::: Task material :::

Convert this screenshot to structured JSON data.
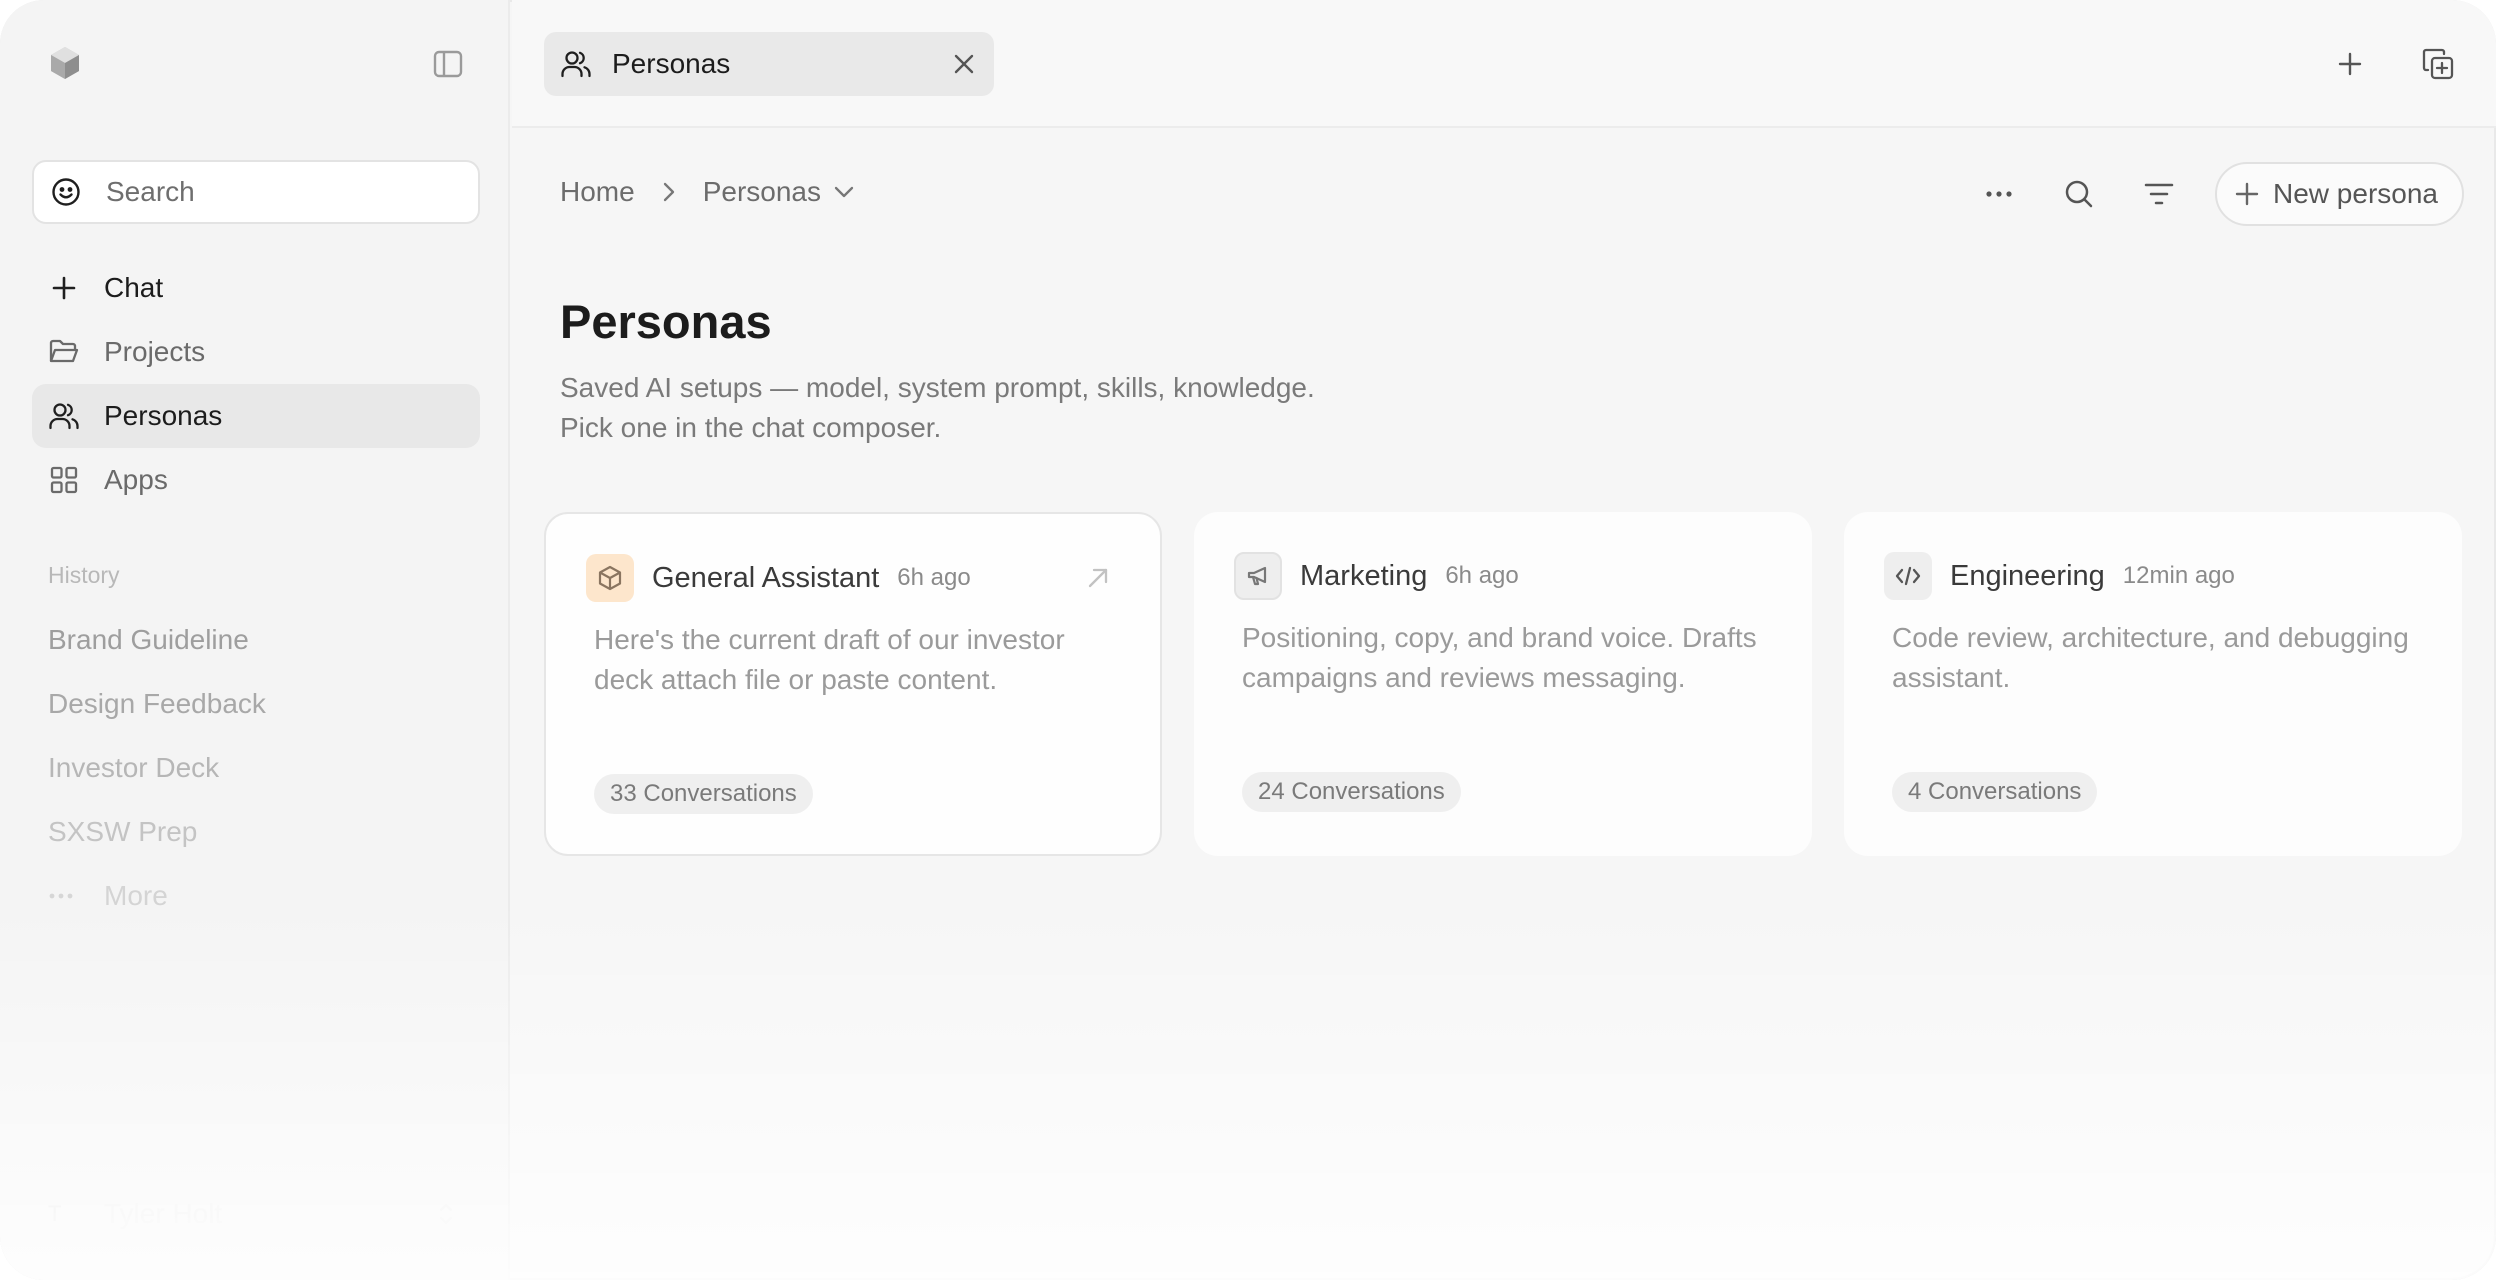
{
  "sidebar": {
    "search": {
      "placeholder": "Search"
    },
    "nav": [
      {
        "label": "Chat",
        "icon": "plus-icon"
      },
      {
        "label": "Projects",
        "icon": "folder-icon"
      },
      {
        "label": "Personas",
        "icon": "users-icon"
      },
      {
        "label": "Apps",
        "icon": "grid-icon"
      }
    ],
    "history_title": "History",
    "history": [
      "Brand Guideline",
      "Design Feedback",
      "Investor Deck",
      "SXSW Prep"
    ],
    "more_label": "More",
    "user": {
      "initial": "T",
      "name": "Tyler Holt"
    }
  },
  "topbar": {
    "tab_label": "Personas"
  },
  "main": {
    "breadcrumb": {
      "home": "Home",
      "current": "Personas"
    },
    "new_button": "New persona",
    "title": "Personas",
    "description_line1": "Saved AI setups — model, system prompt, skills, knowledge.",
    "description_line2": "Pick one in the chat composer.",
    "cards": [
      {
        "name": "General Assistant",
        "time": "6h ago",
        "desc": "Here's the current draft of our investor deck attach file or paste content.",
        "badge": "33 Conversations",
        "icon": "cube-icon",
        "icon_bg": "#fde6cc"
      },
      {
        "name": "Marketing",
        "time": "6h ago",
        "desc": "Positioning, copy, and brand voice. Drafts campaigns and reviews messaging.",
        "badge": "24 Conversations",
        "icon": "megaphone-icon",
        "icon_bg": "#eeeeee"
      },
      {
        "name": "Engineering",
        "time": "12min ago",
        "desc": "Code review, architecture, and debugging assistant.",
        "badge": "4 Conversations",
        "icon": "code-icon",
        "icon_bg": "#eeeeee"
      }
    ]
  },
  "colors": {
    "history_text": [
      "#9e9e9e",
      "#a8a8a8",
      "#b6b6b6",
      "#c4c4c4"
    ]
  }
}
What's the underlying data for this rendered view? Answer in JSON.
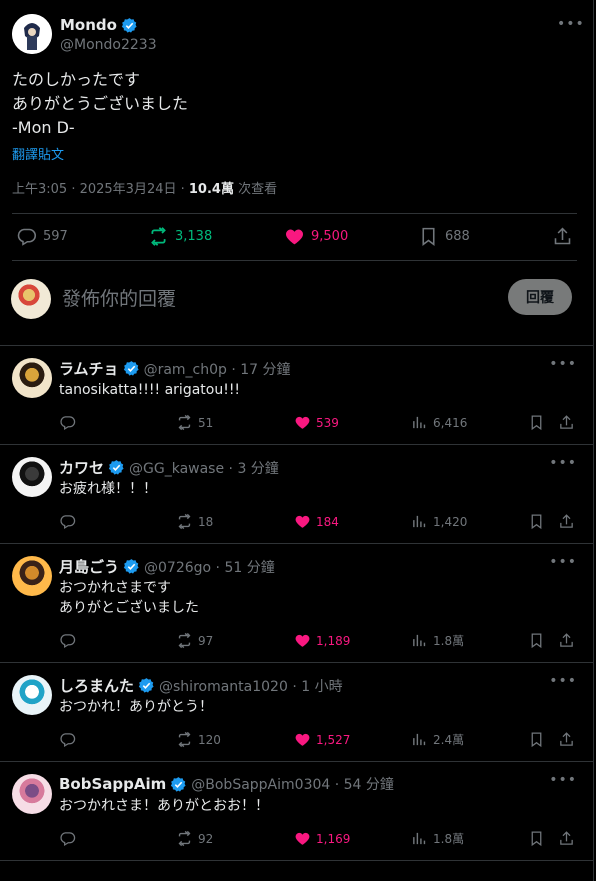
{
  "main": {
    "name": "Mondo",
    "handle": "@Mondo2233",
    "text": "たのしかったです\nありがとうございました\n-Mon D-",
    "translate": "翻譯貼文",
    "time": "上午3:05 · 2025年3月24日 · ",
    "views_count": "10.4萬",
    "views_label": " 次查看",
    "replies": "597",
    "reposts": "3,138",
    "likes": "9,500",
    "bookmarks": "688"
  },
  "composer": {
    "placeholder": "發佈你的回覆",
    "button": "回覆"
  },
  "replies": [
    {
      "name": "ラムチョ",
      "handle": "@ram_ch0p · 17 分鐘",
      "text": "tanosikatta!!!! arigatou!!!",
      "replies": "",
      "reposts": "51",
      "likes": "539",
      "views": "6,416"
    },
    {
      "name": "カワセ",
      "handle": "@GG_kawase · 3 分鐘",
      "text": "お疲れ様！！！",
      "replies": "",
      "reposts": "18",
      "likes": "184",
      "views": "1,420"
    },
    {
      "name": "月島ごう",
      "handle": "@0726go · 51 分鐘",
      "text": "おつかれさまです\nありがとございました",
      "replies": "",
      "reposts": "97",
      "likes": "1,189",
      "views": "1.8萬"
    },
    {
      "name": "しろまんた",
      "handle": "@shiromanta1020 · 1 小時",
      "text": "おつかれ！ありがとう！",
      "replies": "",
      "reposts": "120",
      "likes": "1,527",
      "views": "2.4萬"
    },
    {
      "name": "BobSappAim",
      "handle": "@BobSappAim0304 · 54 分鐘",
      "text": "おつかれさま！ありがとおお！！",
      "replies": "",
      "reposts": "92",
      "likes": "1,169",
      "views": "1.8萬"
    }
  ],
  "colors": {
    "background": "#000000",
    "text": "#e7e9ea",
    "muted": "#71767b",
    "link": "#1d9bf0",
    "like": "#f91880",
    "repost": "#00ba7c",
    "verified": "#1d9bf0"
  }
}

:::

_The problem_. Looking at the material above, count the lines containing the string "this" and reply with the count alone.

_Written answer_. 2